[Data records]

§

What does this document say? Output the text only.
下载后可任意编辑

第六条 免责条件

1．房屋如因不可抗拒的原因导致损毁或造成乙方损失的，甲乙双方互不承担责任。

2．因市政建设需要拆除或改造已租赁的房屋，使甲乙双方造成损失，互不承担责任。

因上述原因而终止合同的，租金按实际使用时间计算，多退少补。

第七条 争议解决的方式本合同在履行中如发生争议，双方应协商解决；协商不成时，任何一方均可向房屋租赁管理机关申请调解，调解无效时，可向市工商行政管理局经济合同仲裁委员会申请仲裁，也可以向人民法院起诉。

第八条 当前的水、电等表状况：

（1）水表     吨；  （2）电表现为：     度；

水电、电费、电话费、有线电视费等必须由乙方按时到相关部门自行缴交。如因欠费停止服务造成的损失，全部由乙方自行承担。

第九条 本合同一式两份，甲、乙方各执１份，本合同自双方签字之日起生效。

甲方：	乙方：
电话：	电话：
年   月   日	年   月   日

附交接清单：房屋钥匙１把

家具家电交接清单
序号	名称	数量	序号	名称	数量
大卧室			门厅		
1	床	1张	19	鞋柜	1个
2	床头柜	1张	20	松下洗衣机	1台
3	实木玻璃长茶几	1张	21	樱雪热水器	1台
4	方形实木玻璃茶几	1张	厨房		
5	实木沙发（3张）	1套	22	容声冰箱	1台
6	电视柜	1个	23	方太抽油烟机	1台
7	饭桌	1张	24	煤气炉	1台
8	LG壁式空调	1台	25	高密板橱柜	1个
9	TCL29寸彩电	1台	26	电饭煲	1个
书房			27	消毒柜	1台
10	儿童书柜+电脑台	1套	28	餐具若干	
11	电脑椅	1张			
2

§

WORK INSTRUCTIONS: Exactly as shown, repeat every record.

RESPONSE:
What does this document say? Output the text only.
下载后可任意编辑

第六条 免责条件

1．房屋如因不可抗拒的原因导致损毁或造成乙方损失的，甲乙双方互不承担责任。

2．因市政建设需要拆除或改造已租赁的房屋，使甲乙双方造成损失，互不承担责任。

因上述原因而终止合同的，租金按实际使用时间计算，多退少补。

第七条 争议解决的方式本合同在履行中如发生争议，双方应协商解决；协商不成时，任何一方均可向房屋租赁管理机关申请调解，调解无效时，可向市工商行政管理局经济合同仲裁委员会申请仲裁，也可以向人民法院起诉。

第八条 当前的水、电等表状况：

（1）水表     吨；  （2）电表现为：     度；

水电、电费、电话费、有线电视费等必须由乙方按时到相关部门自行缴交。如因欠费停止服务造成的损失，全部由乙方自行承担。

第九条 本合同一式两份，甲、乙方各执１份，本合同自双方签字之日起生效。

甲方：	乙方：
电话：	电话：
年   月   日	年   月   日

附交接清单：房屋钥匙１把

家具家电交接清单
序号	名称	数量	序号	名称	数量
大卧室			门厅		
1	床	1张	19	鞋柜	1个
2	床头柜	1张	20	松下洗衣机	1台
3	实木玻璃长茶几	1张	21	樱雪热水器	1台
4	方形实木玻璃茶几	1张	厨房		
5	实木沙发（3张）	1套	22	容声冰箱	1台
6	电视柜	1个	23	方太抽油烟机	1台
7	饭桌	1张	24	煤气炉	1台
8	LG壁式空调	1台	25	高密板橱柜	1个
9	TCL29寸彩电	1台	26	电饭煲	1个
书房			27	消毒柜	1台
10	儿童书柜+电脑台	1套	28	餐具若干	
11	电脑椅	1张			
2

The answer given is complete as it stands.